▶ WRITTEN EXERCISE:
Convert the stretch of the data beginning with the line containing "spinner-icon[interactable]: ▲ ▼: [306, 127, 310, 136]" and ending with the line containing "print-icon: [59, 57, 66, 63]", both included, into a JSON list of strings with one string per line and any blank lines omitted.

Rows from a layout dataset
-*-

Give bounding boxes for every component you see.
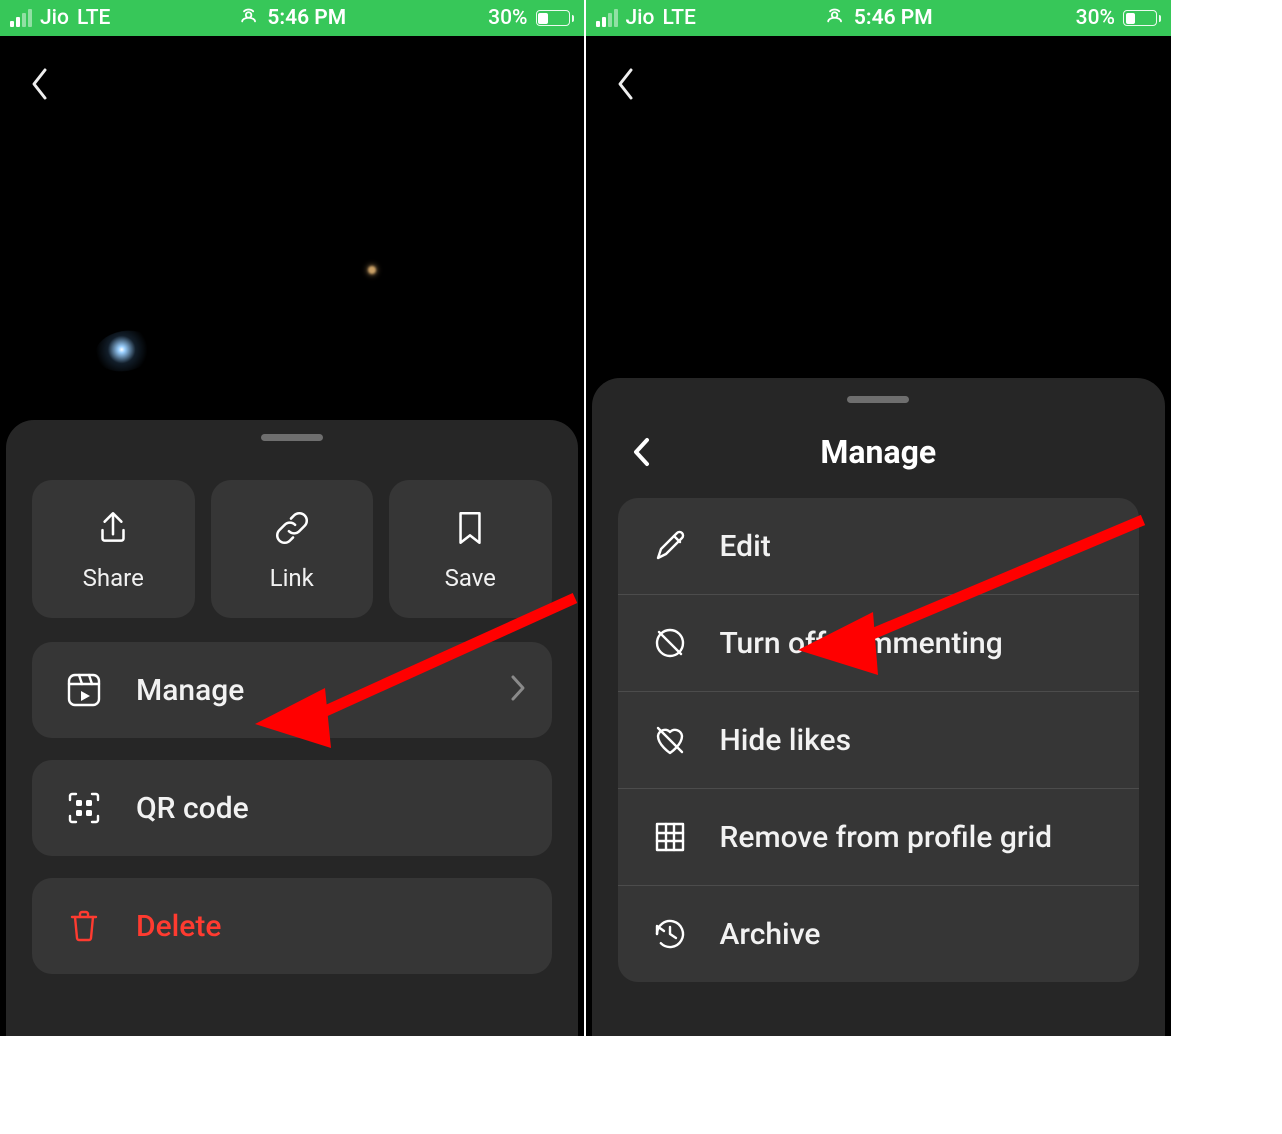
hide-likes-label: Hide likes	[720, 723, 852, 758]
nav-back-button[interactable]	[606, 60, 646, 108]
remove-grid-item[interactable]: Remove from profile grid	[618, 789, 1140, 886]
remove-grid-label: Remove from profile grid	[720, 820, 1053, 855]
hotspot-icon	[237, 4, 259, 32]
signal-icon	[596, 9, 618, 27]
delete-label: Delete	[136, 909, 221, 944]
reel-icon	[62, 668, 106, 712]
hotspot-icon	[824, 4, 846, 32]
clock-label: 5:46 PM	[267, 6, 346, 30]
share-icon	[91, 506, 135, 550]
pencil-icon	[648, 524, 692, 568]
bookmark-icon	[448, 506, 492, 550]
turn-off-commenting-item[interactable]: Turn off commenting	[618, 595, 1140, 692]
edit-label: Edit	[720, 529, 771, 564]
right-screenshot: Jio LTE 5:46 PM 30%	[586, 0, 1172, 1036]
action-sheet[interactable]: Share Link Save	[6, 420, 578, 1036]
archive-icon	[648, 912, 692, 956]
heart-off-icon	[648, 718, 692, 762]
trash-icon	[62, 904, 106, 948]
save-button[interactable]: Save	[389, 480, 552, 618]
manage-label: Manage	[136, 673, 244, 708]
comment-off-icon	[648, 621, 692, 665]
qr-row[interactable]: QR code	[32, 760, 552, 856]
chevron-right-icon	[508, 673, 528, 707]
edit-item[interactable]: Edit	[618, 498, 1140, 595]
save-label: Save	[445, 564, 496, 592]
sheet-title: Manage	[820, 433, 936, 471]
battery-icon	[536, 10, 574, 26]
grid-icon	[648, 815, 692, 859]
network-label: LTE	[77, 6, 110, 30]
status-bar: Jio LTE 5:46 PM 30%	[0, 0, 584, 36]
delete-row[interactable]: Delete	[32, 878, 552, 974]
battery-percent: 30%	[488, 6, 527, 30]
archive-item[interactable]: Archive	[618, 886, 1140, 982]
sheet-back-button[interactable]	[622, 432, 662, 472]
carrier-label: Jio	[626, 6, 655, 30]
qr-label: QR code	[136, 791, 249, 826]
qr-icon	[62, 786, 106, 830]
link-label: Link	[270, 564, 314, 592]
manage-row[interactable]: Manage	[32, 642, 552, 738]
manage-list: Edit Turn off commenting Hide likes	[618, 498, 1140, 982]
battery-icon	[1123, 10, 1161, 26]
share-button[interactable]: Share	[32, 480, 195, 618]
sheet-grabber[interactable]	[847, 396, 909, 403]
battery-percent: 30%	[1076, 6, 1115, 30]
clock-label: 5:46 PM	[854, 6, 933, 30]
archive-label: Archive	[720, 917, 821, 952]
carrier-label: Jio	[40, 6, 69, 30]
share-label: Share	[83, 564, 144, 592]
sheet-grabber[interactable]	[261, 434, 323, 441]
status-bar: Jio LTE 5:46 PM 30%	[586, 0, 1172, 36]
signal-icon	[10, 9, 32, 27]
network-label: LTE	[662, 6, 695, 30]
hide-likes-item[interactable]: Hide likes	[618, 692, 1140, 789]
nav-back-button[interactable]	[20, 60, 60, 108]
left-screenshot: Jio LTE 5:46 PM 30%	[0, 0, 586, 1036]
link-button[interactable]: Link	[211, 480, 374, 618]
manage-sheet[interactable]: Manage Edit Turn off commenting	[592, 378, 1166, 1036]
link-icon	[270, 506, 314, 550]
turn-off-label: Turn off commenting	[720, 626, 1003, 661]
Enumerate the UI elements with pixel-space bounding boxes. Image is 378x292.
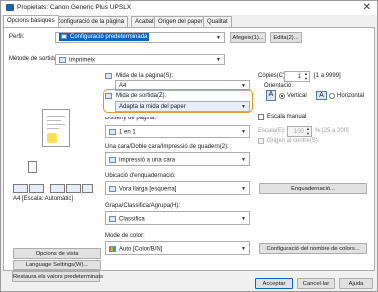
spinner-icon[interactable]: ▲ ▼: [306, 127, 310, 136]
centre-origin-checkbox[interactable]: [258, 138, 264, 144]
view-print-icon[interactable]: [13, 184, 28, 193]
staple-value: Classifica: [119, 216, 145, 223]
help-button[interactable]: Ajuda: [339, 278, 373, 289]
manual-scale-label: Escala manual: [267, 114, 307, 120]
view-options-button[interactable]: Opcions de vista: [13, 248, 101, 259]
profile-select[interactable]: Configuració predeterminada ▼: [55, 32, 225, 43]
tab-basic-options[interactable]: Opcions bàsiques: [3, 15, 59, 27]
layout-icon: [109, 129, 116, 135]
staple-select[interactable]: Classifica ▼: [105, 211, 250, 225]
binding-button[interactable]: Enquadernació...: [259, 183, 367, 194]
print-icon: [59, 57, 66, 63]
basic-options-panel: Perfil: Configuració predeterminada ▼ Af…: [3, 27, 375, 271]
output-size-select[interactable]: Adapta la mida del paper ▼: [115, 101, 250, 112]
view-layout-icon[interactable]: [29, 184, 44, 193]
copies-value: 1: [297, 74, 301, 80]
page-preview-sheet: [42, 109, 70, 147]
language-settings-button[interactable]: Language Settings(W)...: [13, 260, 101, 270]
landscape-icon: A: [316, 91, 327, 100]
page-size-label: Mida de la pàgina(S):: [116, 73, 174, 79]
chevron-down-icon: ▼: [216, 35, 221, 41]
collate-icon: [109, 216, 116, 222]
tab-quality[interactable]: Qualitat: [203, 16, 232, 27]
tab-page-setup[interactable]: Configuració de la pàgina: [52, 16, 129, 27]
scale-range: % [25 a 200]: [315, 128, 349, 134]
add-profile-button[interactable]: Afegeix(1)...: [230, 32, 266, 43]
binding-value: Vora llarga [esquerra]: [119, 186, 177, 193]
manual-scale-checkbox[interactable]: [258, 114, 264, 120]
chevron-down-icon: ▼: [241, 129, 246, 135]
title-bar: Propietats: Canon Generic Plus UPSLX ✕: [1, 1, 377, 15]
colour-count-button[interactable]: Configuració del nombre de colors...: [259, 243, 367, 254]
scale-input[interactable]: 100 ▲ ▼: [287, 126, 312, 137]
orientation-label: Orientació:: [264, 83, 294, 89]
output-size-icon: [105, 93, 112, 99]
page-layout-value: 1 en 1: [119, 129, 136, 136]
view-detail-icon[interactable]: [82, 184, 93, 193]
view-finishing-icon[interactable]: [50, 184, 65, 193]
restore-defaults-button[interactable]: Restaura els valors predeterminats: [12, 271, 103, 282]
copies-input[interactable]: 1 ▲ ▼: [284, 71, 310, 82]
profile-value: Configuració predeterminada: [70, 34, 148, 41]
ok-button[interactable]: Acceptar: [255, 278, 293, 289]
copies-range: [1 a 9999]: [314, 73, 341, 79]
close-icon[interactable]: ✕: [363, 2, 371, 13]
chevron-down-icon: ▼: [241, 157, 246, 163]
chevron-down-icon: ▼: [241, 104, 246, 110]
page-size-icon: [105, 73, 112, 79]
scale-label: Escala(E):: [258, 128, 286, 134]
binding-select[interactable]: Vora llarga [esquerra] ▼: [105, 181, 250, 195]
profile-icon: [61, 34, 67, 39]
vertical-label: Vertical: [287, 93, 307, 99]
window-title: Propietats: Canon Generic Plus UPSLX: [17, 4, 132, 11]
output-size-value: Adapta la mida del paper: [119, 104, 186, 110]
page-preview: [24, 101, 90, 186]
duplex-select[interactable]: Impressió a una cara ▼: [105, 152, 250, 166]
duplex-label: Una cara/Doble cara/Impressió de quadern…: [105, 144, 229, 150]
horizontal-radio[interactable]: [329, 93, 335, 99]
one-sided-icon: [109, 157, 116, 163]
scale-value: 100: [293, 129, 304, 135]
colour-mode-label: Mode de color:: [105, 233, 145, 239]
tab-paper-source[interactable]: Origen del paper: [154, 16, 207, 27]
output-method-value: Imprimeix: [69, 57, 96, 64]
chevron-down-icon: ▼: [241, 246, 246, 252]
view-settings-icon[interactable]: [66, 184, 81, 193]
chevron-down-icon: ▼: [216, 57, 221, 63]
spinner-icon[interactable]: ▲ ▼: [304, 72, 308, 81]
binding-label: Ubicació d'enquadernació:: [105, 173, 176, 179]
edit-profile-button[interactable]: Edita(2)...: [270, 32, 302, 43]
output-method-select[interactable]: Imprimeix ▼: [55, 54, 225, 65]
profile-label: Perfil:: [9, 34, 25, 40]
chevron-down-icon: ▼: [241, 216, 246, 222]
cancel-button[interactable]: Cancel·lar: [297, 278, 335, 289]
horizontal-label: Horizontal: [337, 93, 365, 99]
printer-icon: [6, 4, 14, 11]
page-layout-label: Disseny de pàgina:: [105, 115, 157, 121]
output-size-label: Mida de sortida(Z):: [116, 93, 167, 99]
preview-caption: A4 [Escala: Automàtic]: [13, 196, 74, 202]
colour-mode-value: Auto [Color/B/N]: [119, 246, 163, 253]
duplex-value: Impressió a una cara: [119, 157, 176, 164]
binding-icon: [109, 186, 116, 192]
portrait-icon: A: [266, 90, 276, 101]
colour-mode-select[interactable]: Auto [Color/B/N] ▼: [105, 241, 250, 255]
colour-icon: [109, 246, 116, 252]
chevron-down-icon: ▼: [241, 186, 246, 192]
printer-properties-window: Propietats: Canon Generic Plus UPSLX ✕ O…: [0, 0, 378, 292]
output-method-label: Mètode de sortida:: [9, 56, 59, 62]
staple-label: Grapa/Classifica/Agrupa(H):: [105, 203, 181, 209]
centre-origin-label: Origen al centre(S): [267, 138, 318, 144]
page-layout-select[interactable]: 1 en 1 ▼: [105, 125, 250, 138]
vertical-radio[interactable]: [279, 93, 285, 99]
copies-label: Còpies(C):: [258, 73, 287, 79]
printer-small-icon: [28, 161, 37, 173]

-*-

▶ SOLUTION TO THIS PROBLEM:
[
  "spinner-icon[interactable]: ▲ ▼: [306, 127, 310, 136]",
  "centre-origin-checkbox[interactable]: [258, 138, 264, 144]",
  "view-print-icon[interactable]: [13, 184, 28, 193]",
  "staple-value: Classifica: [119, 216, 145, 223]",
  "help-button[interactable]: Ajuda: [339, 278, 373, 289]",
  "manual-scale-label: Escala manual: [267, 114, 307, 120]",
  "view-options-button[interactable]: Opcions de vista: [13, 248, 101, 259]",
  "profile-select[interactable]: Configuració predeterminada ▼: [55, 32, 225, 43]",
  "tab-basic-options[interactable]: Opcions bàsiques: [3, 15, 59, 27]",
  "layout-icon: [109, 129, 116, 135]",
  "staple-select[interactable]: Classifica ▼: [105, 211, 250, 225]",
  "binding-button[interactable]: Enquadernació...: [259, 183, 367, 194]",
  "print-icon: [59, 57, 66, 63]"
]